Tujuan latihan ▸ Menurut kutipan tentang revisi UU Pilkada, putusan lembaga mana yang diabaikan oleh DPR?

Kutipan untuk dibaca ▸

----

Keputusan yang diambil Dewan Perwakilan Rakyat (DPR) dalam revisi Undang-Undang (UU) Pilkada, terutama terkait syarat batas usia calon kepala daerah dan ambang batas pencalonan, adalah tindakan yang sangat meresahkan dan menodai integritas demokrasi di Indonesia.
Keputusan ini menunjukkan bagaimana para elite politik, yang seharusnya menjadi penjaga dan pelayan rakyat, telah berubah menjadi pengkhianat yang hanya mementingkan kepentingan pribadi dan kelompoknya. Ketika hukum dan konstitusi, yang seharusnya menjadi landasan negara ini, dengan sengaja dimanipulasi untuk keuntungan segelintir orang, kita tidak hanya berbicara tentang masalah hukum semata, tetapi juga tentang krisis moral dan politik yang serius.
DPR, sebagai lembaga legislatif yang seharusnya melindungi kepentingan rakyat, justru telah mengkhianati konstitusi yang mereka bersumpah untuk jaga. Dengan memilih untuk mengabaikan putusan Mahkamah Konstitusi (MK) dan lebih mendukung putusan Mahkamah Agung (MA), DPR telah melangkahi batas-batas kewenangan mereka dan menunjukkan bahwa mereka lebih mementingkan kalkulasi politik daripada konsistensi hukum.

----

Catatan kumpulan data ▸
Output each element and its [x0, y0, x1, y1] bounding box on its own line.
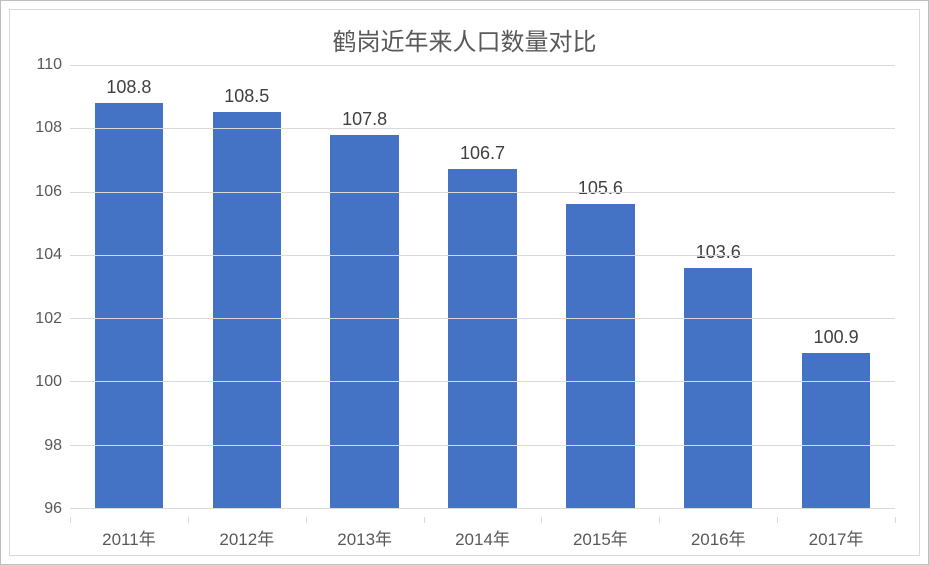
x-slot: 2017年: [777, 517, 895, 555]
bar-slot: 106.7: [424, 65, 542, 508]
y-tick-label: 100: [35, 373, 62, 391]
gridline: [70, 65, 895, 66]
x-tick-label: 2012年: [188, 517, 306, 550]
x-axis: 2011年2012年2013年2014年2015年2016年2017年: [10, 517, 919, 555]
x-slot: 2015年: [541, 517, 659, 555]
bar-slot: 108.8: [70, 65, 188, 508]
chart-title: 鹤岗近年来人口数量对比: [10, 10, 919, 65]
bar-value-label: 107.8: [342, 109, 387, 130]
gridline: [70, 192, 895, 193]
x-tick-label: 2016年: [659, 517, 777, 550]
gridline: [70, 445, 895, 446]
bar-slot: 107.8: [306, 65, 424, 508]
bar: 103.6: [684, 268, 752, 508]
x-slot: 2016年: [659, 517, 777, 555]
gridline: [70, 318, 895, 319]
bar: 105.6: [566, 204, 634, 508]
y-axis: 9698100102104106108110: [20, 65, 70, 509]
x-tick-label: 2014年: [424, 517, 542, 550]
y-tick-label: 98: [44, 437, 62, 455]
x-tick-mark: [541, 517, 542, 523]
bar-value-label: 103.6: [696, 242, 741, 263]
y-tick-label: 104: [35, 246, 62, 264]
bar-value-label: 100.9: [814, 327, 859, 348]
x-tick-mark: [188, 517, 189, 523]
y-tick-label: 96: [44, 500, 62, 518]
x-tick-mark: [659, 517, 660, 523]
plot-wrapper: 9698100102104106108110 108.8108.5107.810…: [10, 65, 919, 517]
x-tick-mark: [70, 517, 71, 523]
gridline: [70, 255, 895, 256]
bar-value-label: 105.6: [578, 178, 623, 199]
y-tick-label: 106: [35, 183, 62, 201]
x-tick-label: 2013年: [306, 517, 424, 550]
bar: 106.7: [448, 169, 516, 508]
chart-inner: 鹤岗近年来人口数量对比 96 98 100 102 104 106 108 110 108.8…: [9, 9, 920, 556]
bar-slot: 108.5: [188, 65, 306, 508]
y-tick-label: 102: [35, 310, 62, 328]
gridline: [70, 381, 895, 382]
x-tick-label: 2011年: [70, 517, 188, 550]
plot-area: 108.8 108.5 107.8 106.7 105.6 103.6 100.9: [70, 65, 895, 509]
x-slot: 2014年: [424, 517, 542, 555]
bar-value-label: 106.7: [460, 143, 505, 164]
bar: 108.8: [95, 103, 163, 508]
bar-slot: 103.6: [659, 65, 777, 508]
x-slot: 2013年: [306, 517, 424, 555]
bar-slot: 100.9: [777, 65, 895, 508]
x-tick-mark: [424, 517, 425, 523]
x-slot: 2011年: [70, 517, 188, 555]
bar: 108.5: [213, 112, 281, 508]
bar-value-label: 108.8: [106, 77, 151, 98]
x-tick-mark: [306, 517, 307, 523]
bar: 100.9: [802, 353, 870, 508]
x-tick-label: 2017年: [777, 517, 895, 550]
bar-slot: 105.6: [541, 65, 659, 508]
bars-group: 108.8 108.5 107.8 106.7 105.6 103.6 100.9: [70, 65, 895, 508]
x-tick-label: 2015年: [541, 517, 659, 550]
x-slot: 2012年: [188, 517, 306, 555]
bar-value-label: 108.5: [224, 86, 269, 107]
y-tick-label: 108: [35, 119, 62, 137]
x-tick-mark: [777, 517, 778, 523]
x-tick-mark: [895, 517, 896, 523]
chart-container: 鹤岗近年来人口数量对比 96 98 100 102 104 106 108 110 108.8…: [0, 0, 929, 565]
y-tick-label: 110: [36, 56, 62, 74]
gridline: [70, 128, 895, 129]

----

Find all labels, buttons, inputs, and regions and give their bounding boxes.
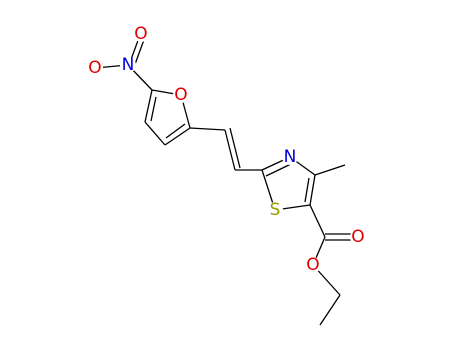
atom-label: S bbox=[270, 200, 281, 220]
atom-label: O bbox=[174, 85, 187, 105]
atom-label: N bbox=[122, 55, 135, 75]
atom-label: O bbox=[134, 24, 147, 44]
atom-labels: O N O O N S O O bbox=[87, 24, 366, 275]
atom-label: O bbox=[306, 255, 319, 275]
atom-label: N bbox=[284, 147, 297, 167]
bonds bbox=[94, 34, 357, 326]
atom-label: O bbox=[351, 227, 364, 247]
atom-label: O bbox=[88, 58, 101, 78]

----

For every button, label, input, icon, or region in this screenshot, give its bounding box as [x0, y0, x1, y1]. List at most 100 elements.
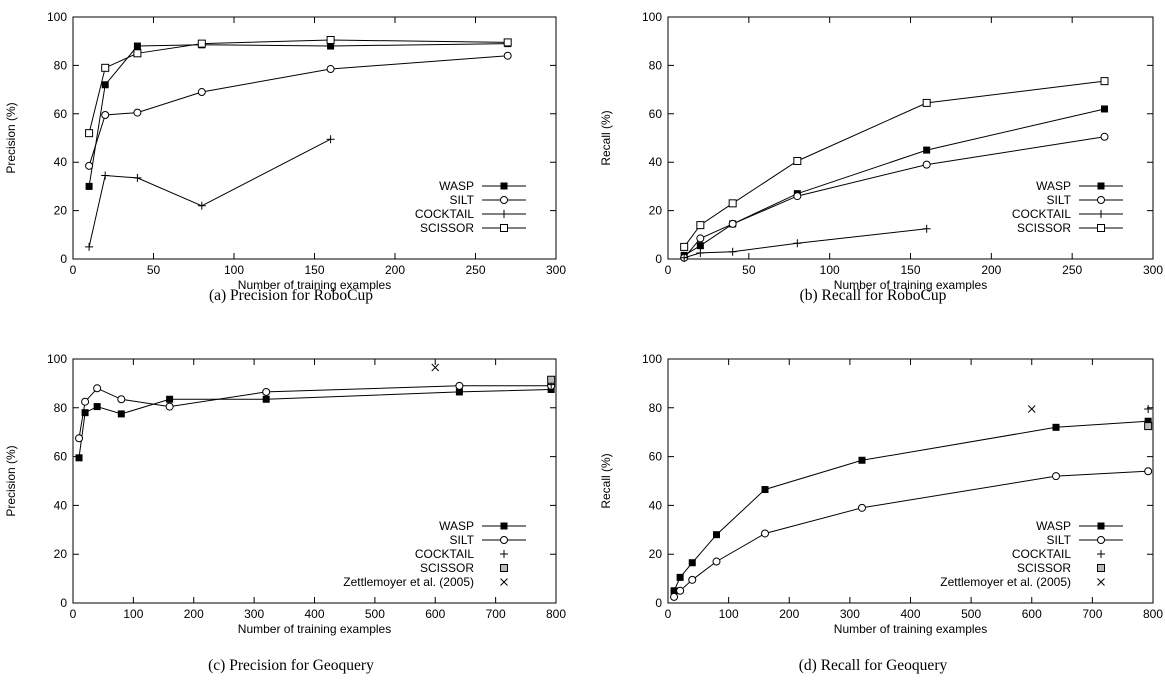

----

Jawaban di bawah ▸ Putusan Mahkamah Konstitusi (MK).